Given problem:
Copy all of the material word for word, except for the pictures.

>> START Material provided

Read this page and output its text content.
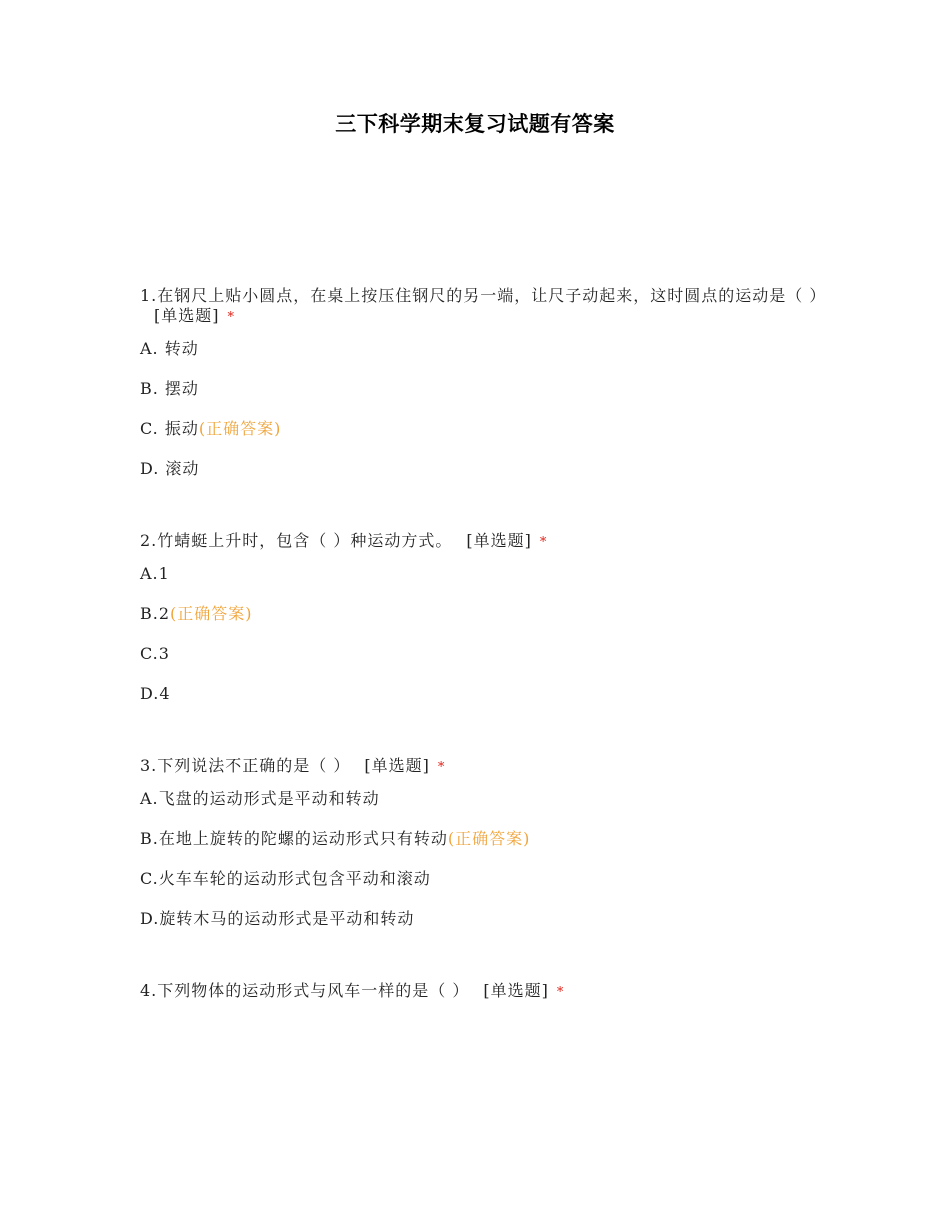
三下科学期末复习试题有答案

1.在钢尺上贴小圆点，在桌上按压住钢尺的另一端，让尺子动起来，这时圆点的运动是（ ）[单选题] *

A. 转动
B. 摆动
C. 振动(正确答案)
D. 滚动

2.竹蜻蜓上升时，包含（ ）种运动方式。 [单选题] *

A.1
B.2(正确答案)
C.3
D.4

3.下列说法不正确的是（ ） [单选题] *

A.飞盘的运动形式是平动和转动
B.在地上旋转的陀螺的运动形式只有转动(正确答案)
C.火车车轮的运动形式包含平动和滚动
D.旋转木马的运动形式是平动和转动

4.下列物体的运动形式与风车一样的是（ ） [单选题] *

>> END Material provided

Response:
Read this page and output its text content.
三下科学期末复习试题有答案

1.在钢尺上贴小圆点，在桌上按压住钢尺的另一端，让尺子动起来，这时圆点的运动是（ ）[单选题] *

A. 转动
B. 摆动
C. 振动(正确答案)
D. 滚动

2.竹蜻蜓上升时，包含（ ）种运动方式。 [单选题] *

A.1
B.2(正确答案)
C.3
D.4

3.下列说法不正确的是（ ） [单选题] *

A.飞盘的运动形式是平动和转动
B.在地上旋转的陀螺的运动形式只有转动(正确答案)
C.火车车轮的运动形式包含平动和滚动
D.旋转木马的运动形式是平动和转动

4.下列物体的运动形式与风车一样的是（ ） [单选题] *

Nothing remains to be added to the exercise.